(Records from a data source)
>> START
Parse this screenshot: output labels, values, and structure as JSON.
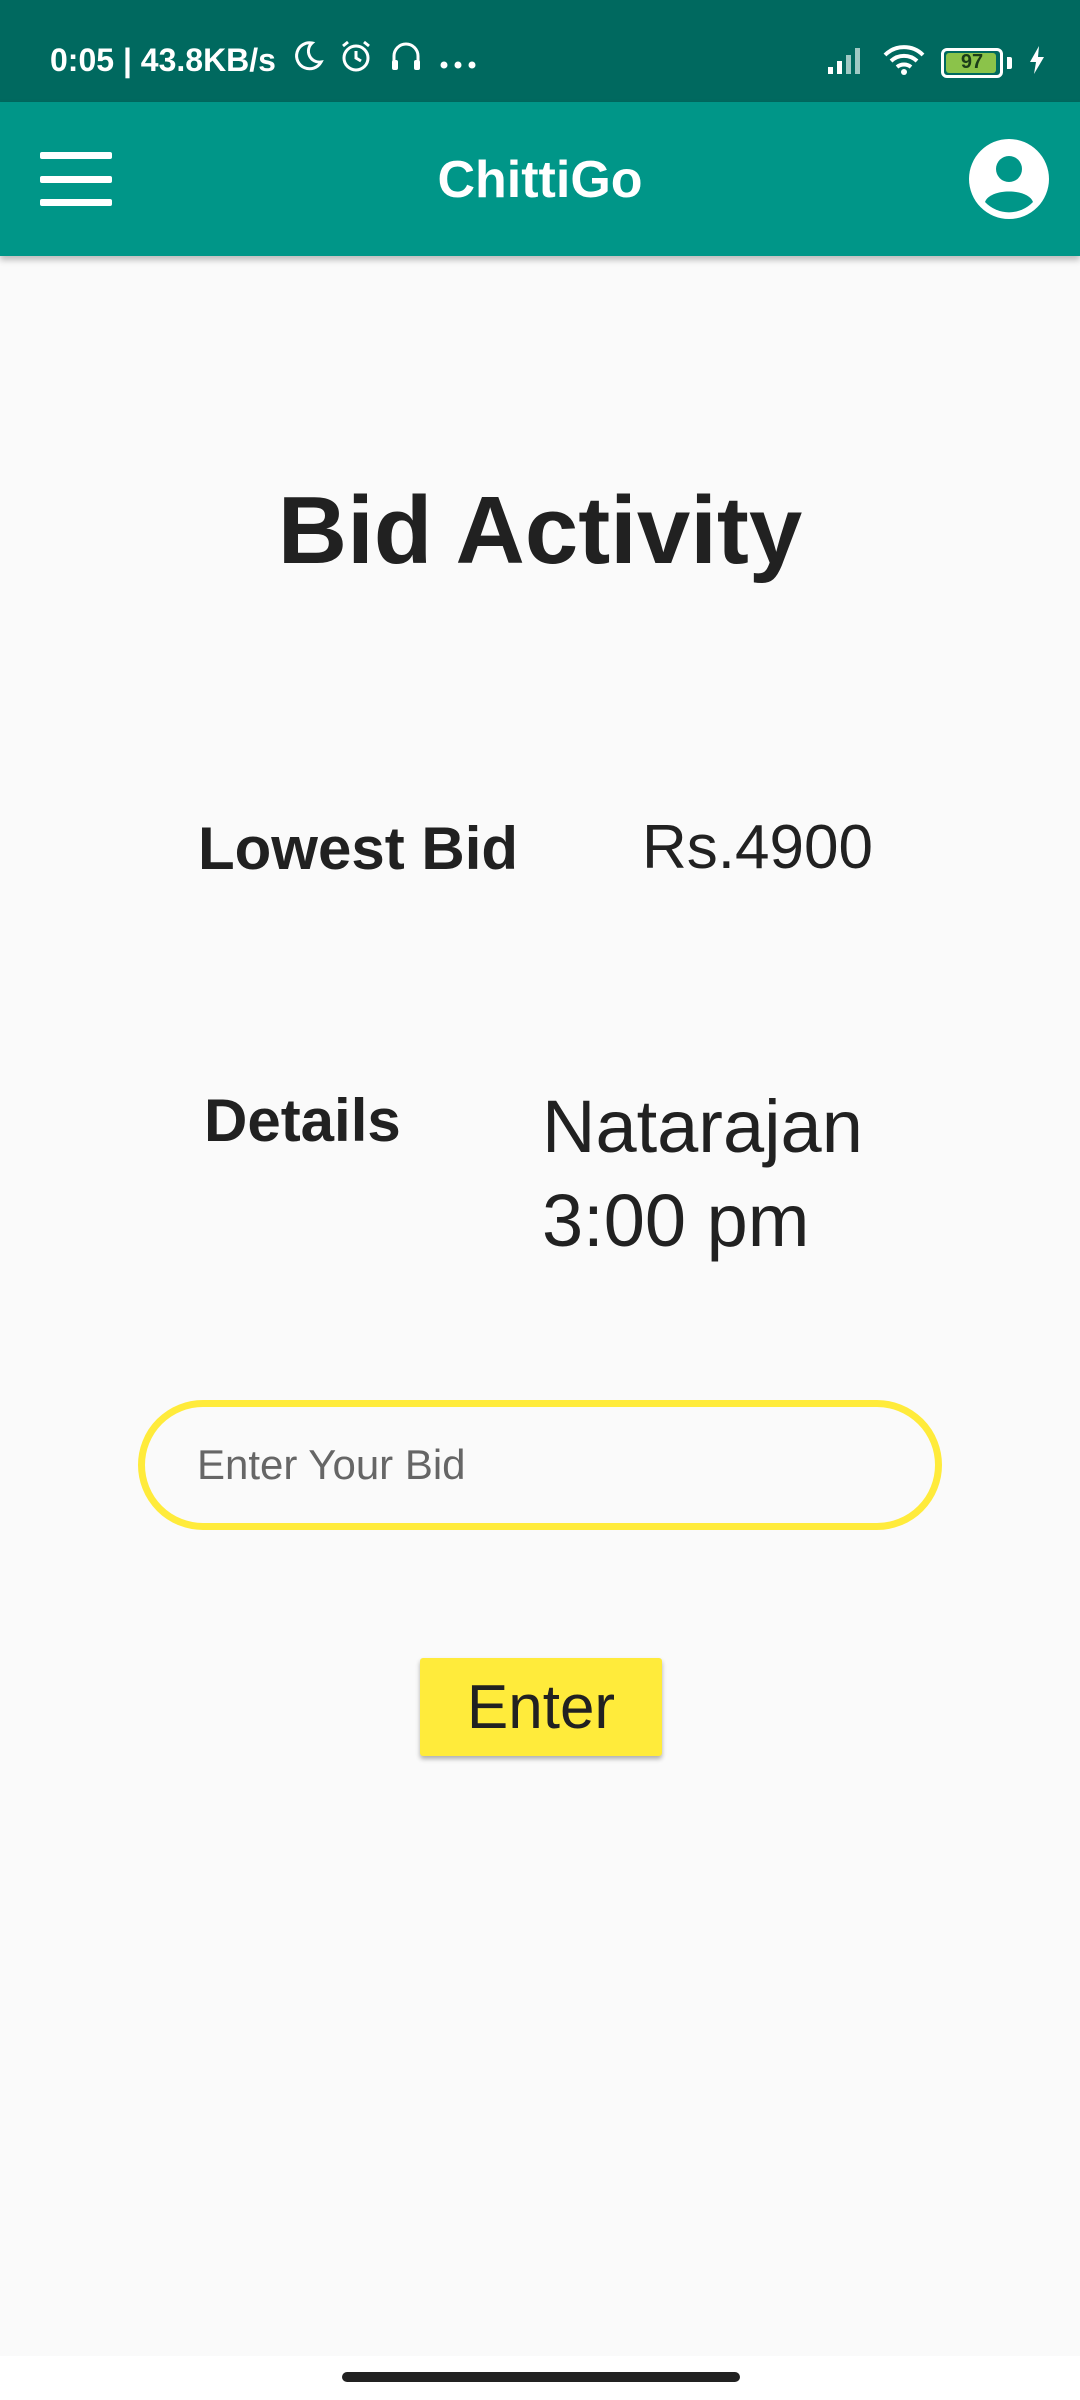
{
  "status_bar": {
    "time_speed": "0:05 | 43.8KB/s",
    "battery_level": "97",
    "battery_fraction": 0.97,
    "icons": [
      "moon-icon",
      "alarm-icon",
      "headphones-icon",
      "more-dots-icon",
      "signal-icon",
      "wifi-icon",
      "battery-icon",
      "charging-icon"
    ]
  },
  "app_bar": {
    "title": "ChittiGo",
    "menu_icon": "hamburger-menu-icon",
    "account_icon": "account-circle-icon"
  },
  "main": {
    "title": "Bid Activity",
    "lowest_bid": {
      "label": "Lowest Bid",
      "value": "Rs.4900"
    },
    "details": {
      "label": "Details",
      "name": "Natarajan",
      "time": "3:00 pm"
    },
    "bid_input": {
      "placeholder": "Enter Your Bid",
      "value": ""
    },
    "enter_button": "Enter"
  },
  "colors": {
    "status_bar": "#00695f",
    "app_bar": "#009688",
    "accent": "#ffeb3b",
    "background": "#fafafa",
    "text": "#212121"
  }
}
>> END
= Your goal =
Print the complete listing exactly as it stands, without its pictures.

= Response for this exercise =
Parse this screenshot: output labels, values, and structure as JSON.
{
  "status_bar": {
    "time_speed": "0:05 | 43.8KB/s",
    "battery_level": "97",
    "battery_fraction": 0.97,
    "icons": [
      "moon-icon",
      "alarm-icon",
      "headphones-icon",
      "more-dots-icon",
      "signal-icon",
      "wifi-icon",
      "battery-icon",
      "charging-icon"
    ]
  },
  "app_bar": {
    "title": "ChittiGo",
    "menu_icon": "hamburger-menu-icon",
    "account_icon": "account-circle-icon"
  },
  "main": {
    "title": "Bid Activity",
    "lowest_bid": {
      "label": "Lowest Bid",
      "value": "Rs.4900"
    },
    "details": {
      "label": "Details",
      "name": "Natarajan",
      "time": "3:00 pm"
    },
    "bid_input": {
      "placeholder": "Enter Your Bid",
      "value": ""
    },
    "enter_button": "Enter"
  },
  "colors": {
    "status_bar": "#00695f",
    "app_bar": "#009688",
    "accent": "#ffeb3b",
    "background": "#fafafa",
    "text": "#212121"
  }
}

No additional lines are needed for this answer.